## TASK DESCRIPTION
Please print all of the material below, word for word.
= = = = = = =
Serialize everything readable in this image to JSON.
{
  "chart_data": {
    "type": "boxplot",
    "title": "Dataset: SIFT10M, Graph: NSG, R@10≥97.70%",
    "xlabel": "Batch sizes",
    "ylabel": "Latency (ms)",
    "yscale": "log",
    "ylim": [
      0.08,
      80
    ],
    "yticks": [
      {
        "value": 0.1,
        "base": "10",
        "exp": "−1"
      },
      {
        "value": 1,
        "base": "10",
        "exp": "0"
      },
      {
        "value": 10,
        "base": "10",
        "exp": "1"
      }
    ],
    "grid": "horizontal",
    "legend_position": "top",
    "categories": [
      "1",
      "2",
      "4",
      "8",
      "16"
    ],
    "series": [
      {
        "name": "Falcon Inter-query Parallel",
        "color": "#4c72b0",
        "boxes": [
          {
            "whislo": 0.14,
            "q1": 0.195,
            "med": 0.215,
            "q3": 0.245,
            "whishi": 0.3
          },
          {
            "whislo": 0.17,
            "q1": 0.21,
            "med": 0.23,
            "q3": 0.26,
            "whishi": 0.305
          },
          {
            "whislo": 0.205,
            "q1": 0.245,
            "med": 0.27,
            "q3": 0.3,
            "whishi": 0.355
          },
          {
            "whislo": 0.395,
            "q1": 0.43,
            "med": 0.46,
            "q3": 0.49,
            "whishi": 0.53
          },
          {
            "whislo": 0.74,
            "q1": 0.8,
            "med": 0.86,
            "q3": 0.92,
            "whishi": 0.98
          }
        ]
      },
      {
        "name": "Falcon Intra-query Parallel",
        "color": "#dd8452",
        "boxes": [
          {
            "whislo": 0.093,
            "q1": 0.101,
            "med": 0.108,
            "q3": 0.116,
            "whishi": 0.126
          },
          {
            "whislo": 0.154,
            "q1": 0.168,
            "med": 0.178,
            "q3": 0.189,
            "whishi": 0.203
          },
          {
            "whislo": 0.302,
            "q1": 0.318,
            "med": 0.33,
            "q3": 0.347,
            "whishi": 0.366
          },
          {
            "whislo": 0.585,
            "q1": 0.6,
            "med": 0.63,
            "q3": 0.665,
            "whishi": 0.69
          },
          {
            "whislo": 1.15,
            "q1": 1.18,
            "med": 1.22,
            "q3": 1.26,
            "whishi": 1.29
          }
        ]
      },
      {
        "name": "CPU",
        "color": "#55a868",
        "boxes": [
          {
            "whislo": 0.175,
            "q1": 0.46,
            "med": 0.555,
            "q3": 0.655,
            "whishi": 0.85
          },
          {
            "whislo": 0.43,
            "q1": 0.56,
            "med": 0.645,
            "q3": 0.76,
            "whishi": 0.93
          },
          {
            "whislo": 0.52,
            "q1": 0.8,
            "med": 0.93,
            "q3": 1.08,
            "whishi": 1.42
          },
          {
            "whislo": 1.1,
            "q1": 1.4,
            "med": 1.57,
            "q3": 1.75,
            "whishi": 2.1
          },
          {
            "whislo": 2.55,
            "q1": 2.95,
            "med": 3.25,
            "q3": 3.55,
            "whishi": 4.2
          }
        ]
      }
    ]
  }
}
= = = = = = =
## RESULT OF THIS EXERCISE
Serialize everything readable in this image to JSON.
{
  "chart_data": {
    "type": "boxplot",
    "title": "Dataset: SIFT10M, Graph: NSG, R@10≥97.70%",
    "xlabel": "Batch sizes",
    "ylabel": "Latency (ms)",
    "yscale": "log",
    "ylim": [
      0.08,
      80
    ],
    "yticks": [
      {
        "value": 0.1,
        "base": "10",
        "exp": "−1"
      },
      {
        "value": 1,
        "base": "10",
        "exp": "0"
      },
      {
        "value": 10,
        "base": "10",
        "exp": "1"
      }
    ],
    "grid": "horizontal",
    "legend_position": "top",
    "categories": [
      "1",
      "2",
      "4",
      "8",
      "16"
    ],
    "series": [
      {
        "name": "Falcon Inter-query Parallel",
        "color": "#4c72b0",
        "boxes": [
          {
            "whislo": 0.14,
            "q1": 0.195,
            "med": 0.215,
            "q3": 0.245,
            "whishi": 0.3
          },
          {
            "whislo": 0.17,
            "q1": 0.21,
            "med": 0.23,
            "q3": 0.26,
            "whishi": 0.305
          },
          {
            "whislo": 0.205,
            "q1": 0.245,
            "med": 0.27,
            "q3": 0.3,
            "whishi": 0.355
          },
          {
            "whislo": 0.395,
            "q1": 0.43,
            "med": 0.46,
            "q3": 0.49,
            "whishi": 0.53
          },
          {
            "whislo": 0.74,
            "q1": 0.8,
            "med": 0.86,
            "q3": 0.92,
            "whishi": 0.98
          }
        ]
      },
      {
        "name": "Falcon Intra-query Parallel",
        "color": "#dd8452",
        "boxes": [
          {
            "whislo": 0.093,
            "q1": 0.101,
            "med": 0.108,
            "q3": 0.116,
            "whishi": 0.126
          },
          {
            "whislo": 0.154,
            "q1": 0.168,
            "med": 0.178,
            "q3": 0.189,
            "whishi": 0.203
          },
          {
            "whislo": 0.302,
            "q1": 0.318,
            "med": 0.33,
            "q3": 0.347,
            "whishi": 0.366
          },
          {
            "whislo": 0.585,
            "q1": 0.6,
            "med": 0.63,
            "q3": 0.665,
            "whishi": 0.69
          },
          {
            "whislo": 1.15,
            "q1": 1.18,
            "med": 1.22,
            "q3": 1.26,
            "whishi": 1.29
          }
        ]
      },
      {
        "name": "CPU",
        "color": "#55a868",
        "boxes": [
          {
            "whislo": 0.175,
            "q1": 0.46,
            "med": 0.555,
            "q3": 0.655,
            "whishi": 0.85
          },
          {
            "whislo": 0.43,
            "q1": 0.56,
            "med": 0.645,
            "q3": 0.76,
            "whishi": 0.93
          },
          {
            "whislo": 0.52,
            "q1": 0.8,
            "med": 0.93,
            "q3": 1.08,
            "whishi": 1.42
          },
          {
            "whislo": 1.1,
            "q1": 1.4,
            "med": 1.57,
            "q3": 1.75,
            "whishi": 2.1
          },
          {
            "whislo": 2.55,
            "q1": 2.95,
            "med": 3.25,
            "q3": 3.55,
            "whishi": 4.2
          }
        ]
      }
    ]
  }
}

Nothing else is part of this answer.